DATA SECTION =

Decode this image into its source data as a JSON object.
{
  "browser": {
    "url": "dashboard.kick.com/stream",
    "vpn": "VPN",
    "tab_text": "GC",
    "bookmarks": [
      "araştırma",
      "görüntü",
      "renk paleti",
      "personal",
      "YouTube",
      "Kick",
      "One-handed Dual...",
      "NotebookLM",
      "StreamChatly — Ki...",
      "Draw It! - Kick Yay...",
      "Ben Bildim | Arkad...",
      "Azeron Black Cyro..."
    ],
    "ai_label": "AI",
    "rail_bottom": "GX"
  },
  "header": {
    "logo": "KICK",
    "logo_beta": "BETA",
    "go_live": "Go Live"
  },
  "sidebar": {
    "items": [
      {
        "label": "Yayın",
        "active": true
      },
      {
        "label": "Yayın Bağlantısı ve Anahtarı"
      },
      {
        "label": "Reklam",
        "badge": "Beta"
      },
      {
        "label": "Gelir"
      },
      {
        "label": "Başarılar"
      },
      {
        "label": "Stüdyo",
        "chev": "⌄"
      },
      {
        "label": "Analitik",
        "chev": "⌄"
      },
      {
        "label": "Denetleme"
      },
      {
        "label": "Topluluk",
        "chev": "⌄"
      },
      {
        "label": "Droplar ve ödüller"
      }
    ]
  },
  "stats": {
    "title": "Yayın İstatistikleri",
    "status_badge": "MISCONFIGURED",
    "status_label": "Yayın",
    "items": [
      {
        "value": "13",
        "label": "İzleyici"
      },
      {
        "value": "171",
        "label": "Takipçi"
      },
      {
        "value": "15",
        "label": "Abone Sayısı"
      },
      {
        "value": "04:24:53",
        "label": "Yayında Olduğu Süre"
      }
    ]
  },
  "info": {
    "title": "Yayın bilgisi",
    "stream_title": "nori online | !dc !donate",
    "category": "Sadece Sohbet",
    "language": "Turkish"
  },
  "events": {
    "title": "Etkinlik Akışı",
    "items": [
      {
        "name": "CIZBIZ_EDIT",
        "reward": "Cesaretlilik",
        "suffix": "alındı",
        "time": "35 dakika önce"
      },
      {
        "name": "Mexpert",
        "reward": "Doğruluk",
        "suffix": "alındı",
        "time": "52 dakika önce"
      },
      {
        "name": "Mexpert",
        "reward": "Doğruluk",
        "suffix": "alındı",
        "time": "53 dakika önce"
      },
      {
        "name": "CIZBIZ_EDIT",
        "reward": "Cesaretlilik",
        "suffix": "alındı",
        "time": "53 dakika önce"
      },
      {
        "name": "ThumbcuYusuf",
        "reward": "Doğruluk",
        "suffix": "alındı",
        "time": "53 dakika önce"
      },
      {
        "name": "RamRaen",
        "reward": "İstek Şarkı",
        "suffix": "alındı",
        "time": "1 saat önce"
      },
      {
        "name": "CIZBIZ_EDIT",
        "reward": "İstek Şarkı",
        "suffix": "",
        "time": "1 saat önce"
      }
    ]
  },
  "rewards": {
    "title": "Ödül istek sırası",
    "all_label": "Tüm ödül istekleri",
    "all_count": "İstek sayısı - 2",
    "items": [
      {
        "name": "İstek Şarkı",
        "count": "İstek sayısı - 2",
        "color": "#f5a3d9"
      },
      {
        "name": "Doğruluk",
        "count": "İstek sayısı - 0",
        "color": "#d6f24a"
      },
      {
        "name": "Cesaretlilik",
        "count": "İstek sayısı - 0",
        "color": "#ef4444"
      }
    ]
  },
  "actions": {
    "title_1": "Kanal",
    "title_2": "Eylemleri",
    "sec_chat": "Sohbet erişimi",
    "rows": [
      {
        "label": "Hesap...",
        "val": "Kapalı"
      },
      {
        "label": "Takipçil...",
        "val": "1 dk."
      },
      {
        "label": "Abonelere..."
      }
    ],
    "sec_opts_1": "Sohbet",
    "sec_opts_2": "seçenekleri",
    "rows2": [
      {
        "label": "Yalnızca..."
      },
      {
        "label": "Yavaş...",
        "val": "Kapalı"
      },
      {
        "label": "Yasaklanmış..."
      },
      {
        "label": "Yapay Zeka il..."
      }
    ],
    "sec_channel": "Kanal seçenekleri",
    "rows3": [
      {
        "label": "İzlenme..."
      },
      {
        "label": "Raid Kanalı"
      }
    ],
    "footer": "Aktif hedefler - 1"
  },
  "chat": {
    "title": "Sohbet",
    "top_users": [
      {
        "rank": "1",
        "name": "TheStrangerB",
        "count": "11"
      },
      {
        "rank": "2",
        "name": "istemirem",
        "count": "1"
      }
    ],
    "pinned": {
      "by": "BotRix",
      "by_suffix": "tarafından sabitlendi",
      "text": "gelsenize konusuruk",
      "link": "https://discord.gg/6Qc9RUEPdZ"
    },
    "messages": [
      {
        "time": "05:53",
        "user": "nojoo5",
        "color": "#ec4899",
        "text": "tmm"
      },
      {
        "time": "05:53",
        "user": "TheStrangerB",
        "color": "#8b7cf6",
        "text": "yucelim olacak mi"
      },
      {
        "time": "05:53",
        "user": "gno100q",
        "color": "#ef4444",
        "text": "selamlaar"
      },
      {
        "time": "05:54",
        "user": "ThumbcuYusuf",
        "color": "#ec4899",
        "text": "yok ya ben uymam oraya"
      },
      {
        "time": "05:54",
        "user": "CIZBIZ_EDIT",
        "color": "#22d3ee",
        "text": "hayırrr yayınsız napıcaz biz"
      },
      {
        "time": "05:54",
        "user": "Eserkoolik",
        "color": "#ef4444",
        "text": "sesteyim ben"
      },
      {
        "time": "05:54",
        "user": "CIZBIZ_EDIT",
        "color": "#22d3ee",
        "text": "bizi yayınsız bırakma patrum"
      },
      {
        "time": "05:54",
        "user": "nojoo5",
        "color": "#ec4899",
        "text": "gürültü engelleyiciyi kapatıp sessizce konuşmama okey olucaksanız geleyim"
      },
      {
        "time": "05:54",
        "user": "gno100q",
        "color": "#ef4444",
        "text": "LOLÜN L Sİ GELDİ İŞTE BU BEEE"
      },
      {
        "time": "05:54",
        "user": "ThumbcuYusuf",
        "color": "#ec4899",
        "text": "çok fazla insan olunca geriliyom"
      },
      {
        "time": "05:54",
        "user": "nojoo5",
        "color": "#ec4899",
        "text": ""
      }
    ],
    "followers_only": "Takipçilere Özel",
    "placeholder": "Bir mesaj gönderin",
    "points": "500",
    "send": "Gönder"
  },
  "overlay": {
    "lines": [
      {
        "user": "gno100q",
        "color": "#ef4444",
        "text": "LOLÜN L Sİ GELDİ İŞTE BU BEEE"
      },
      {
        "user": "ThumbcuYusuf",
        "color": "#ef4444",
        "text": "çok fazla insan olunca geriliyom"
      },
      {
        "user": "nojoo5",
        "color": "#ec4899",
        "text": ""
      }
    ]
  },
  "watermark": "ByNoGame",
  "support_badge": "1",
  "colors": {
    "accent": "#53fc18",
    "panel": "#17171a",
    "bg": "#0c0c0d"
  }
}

EXERCISE PROMPT =
Quote all the records. Keep every word exact.

SOLUTION TO THIS TASK =
Decode this image into its source data as a JSON object.
{
  "browser": {
    "url": "dashboard.kick.com/stream",
    "vpn": "VPN",
    "tab_text": "GC",
    "bookmarks": [
      "araştırma",
      "görüntü",
      "renk paleti",
      "personal",
      "YouTube",
      "Kick",
      "One-handed Dual...",
      "NotebookLM",
      "StreamChatly — Ki...",
      "Draw It! - Kick Yay...",
      "Ben Bildim | Arkad...",
      "Azeron Black Cyro..."
    ],
    "ai_label": "AI",
    "rail_bottom": "GX"
  },
  "header": {
    "logo": "KICK",
    "logo_beta": "BETA",
    "go_live": "Go Live"
  },
  "sidebar": {
    "items": [
      {
        "label": "Yayın",
        "active": true
      },
      {
        "label": "Yayın Bağlantısı ve Anahtarı"
      },
      {
        "label": "Reklam",
        "badge": "Beta"
      },
      {
        "label": "Gelir"
      },
      {
        "label": "Başarılar"
      },
      {
        "label": "Stüdyo",
        "chev": "⌄"
      },
      {
        "label": "Analitik",
        "chev": "⌄"
      },
      {
        "label": "Denetleme"
      },
      {
        "label": "Topluluk",
        "chev": "⌄"
      },
      {
        "label": "Droplar ve ödüller"
      }
    ]
  },
  "stats": {
    "title": "Yayın İstatistikleri",
    "status_badge": "MISCONFIGURED",
    "status_label": "Yayın",
    "items": [
      {
        "value": "13",
        "label": "İzleyici"
      },
      {
        "value": "171",
        "label": "Takipçi"
      },
      {
        "value": "15",
        "label": "Abone Sayısı"
      },
      {
        "value": "04:24:53",
        "label": "Yayında Olduğu Süre"
      }
    ]
  },
  "info": {
    "title": "Yayın bilgisi",
    "stream_title": "nori online | !dc !donate",
    "category": "Sadece Sohbet",
    "language": "Turkish"
  },
  "events": {
    "title": "Etkinlik Akışı",
    "items": [
      {
        "name": "CIZBIZ_EDIT",
        "reward": "Cesaretlilik",
        "suffix": "alındı",
        "time": "35 dakika önce"
      },
      {
        "name": "Mexpert",
        "reward": "Doğruluk",
        "suffix": "alındı",
        "time": "52 dakika önce"
      },
      {
        "name": "Mexpert",
        "reward": "Doğruluk",
        "suffix": "alındı",
        "time": "53 dakika önce"
      },
      {
        "name": "CIZBIZ_EDIT",
        "reward": "Cesaretlilik",
        "suffix": "alındı",
        "time": "53 dakika önce"
      },
      {
        "name": "ThumbcuYusuf",
        "reward": "Doğruluk",
        "suffix": "alındı",
        "time": "53 dakika önce"
      },
      {
        "name": "RamRaen",
        "reward": "İstek Şarkı",
        "suffix": "alındı",
        "time": "1 saat önce"
      },
      {
        "name": "CIZBIZ_EDIT",
        "reward": "İstek Şarkı",
        "suffix": "",
        "time": "1 saat önce"
      }
    ]
  },
  "rewards": {
    "title": "Ödül istek sırası",
    "all_label": "Tüm ödül istekleri",
    "all_count": "İstek sayısı - 2",
    "items": [
      {
        "name": "İstek Şarkı",
        "count": "İstek sayısı - 2",
        "color": "#f5a3d9"
      },
      {
        "name": "Doğruluk",
        "count": "İstek sayısı - 0",
        "color": "#d6f24a"
      },
      {
        "name": "Cesaretlilik",
        "count": "İstek sayısı - 0",
        "color": "#ef4444"
      }
    ]
  },
  "actions": {
    "title_1": "Kanal",
    "title_2": "Eylemleri",
    "sec_chat": "Sohbet erişimi",
    "rows": [
      {
        "label": "Hesap...",
        "val": "Kapalı"
      },
      {
        "label": "Takipçil...",
        "val": "1 dk."
      },
      {
        "label": "Abonelere..."
      }
    ],
    "sec_opts_1": "Sohbet",
    "sec_opts_2": "seçenekleri",
    "rows2": [
      {
        "label": "Yalnızca..."
      },
      {
        "label": "Yavaş...",
        "val": "Kapalı"
      },
      {
        "label": "Yasaklanmış..."
      },
      {
        "label": "Yapay Zeka il..."
      }
    ],
    "sec_channel": "Kanal seçenekleri",
    "rows3": [
      {
        "label": "İzlenme..."
      },
      {
        "label": "Raid Kanalı"
      }
    ],
    "footer": "Aktif hedefler - 1"
  },
  "chat": {
    "title": "Sohbet",
    "top_users": [
      {
        "rank": "1",
        "name": "TheStrangerB",
        "count": "11"
      },
      {
        "rank": "2",
        "name": "istemirem",
        "count": "1"
      }
    ],
    "pinned": {
      "by": "BotRix",
      "by_suffix": "tarafından sabitlendi",
      "text": "gelsenize konusuruk",
      "link": "https://discord.gg/6Qc9RUEPdZ"
    },
    "messages": [
      {
        "time": "05:53",
        "user": "nojoo5",
        "color": "#ec4899",
        "text": "tmm"
      },
      {
        "time": "05:53",
        "user": "TheStrangerB",
        "color": "#8b7cf6",
        "text": "yucelim olacak mi"
      },
      {
        "time": "05:53",
        "user": "gno100q",
        "color": "#ef4444",
        "text": "selamlaar"
      },
      {
        "time": "05:54",
        "user": "ThumbcuYusuf",
        "color": "#ec4899",
        "text": "yok ya ben uymam oraya"
      },
      {
        "time": "05:54",
        "user": "CIZBIZ_EDIT",
        "color": "#22d3ee",
        "text": "hayırrr yayınsız napıcaz biz"
      },
      {
        "time": "05:54",
        "user": "Eserkoolik",
        "color": "#ef4444",
        "text": "sesteyim ben"
      },
      {
        "time": "05:54",
        "user": "CIZBIZ_EDIT",
        "color": "#22d3ee",
        "text": "bizi yayınsız bırakma patrum"
      },
      {
        "time": "05:54",
        "user": "nojoo5",
        "color": "#ec4899",
        "text": "gürültü engelleyiciyi kapatıp sessizce konuşmama okey olucaksanız geleyim"
      },
      {
        "time": "05:54",
        "user": "gno100q",
        "color": "#ef4444",
        "text": "LOLÜN L Sİ GELDİ İŞTE BU BEEE"
      },
      {
        "time": "05:54",
        "user": "ThumbcuYusuf",
        "color": "#ec4899",
        "text": "çok fazla insan olunca geriliyom"
      },
      {
        "time": "05:54",
        "user": "nojoo5",
        "color": "#ec4899",
        "text": ""
      }
    ],
    "followers_only": "Takipçilere Özel",
    "placeholder": "Bir mesaj gönderin",
    "points": "500",
    "send": "Gönder"
  },
  "overlay": {
    "lines": [
      {
        "user": "gno100q",
        "color": "#ef4444",
        "text": "LOLÜN L Sİ GELDİ İŞTE BU BEEE"
      },
      {
        "user": "ThumbcuYusuf",
        "color": "#ef4444",
        "text": "çok fazla insan olunca geriliyom"
      },
      {
        "user": "nojoo5",
        "color": "#ec4899",
        "text": ""
      }
    ]
  },
  "watermark": "ByNoGame",
  "support_badge": "1",
  "colors": {
    "accent": "#53fc18",
    "panel": "#17171a",
    "bg": "#0c0c0d"
  }
}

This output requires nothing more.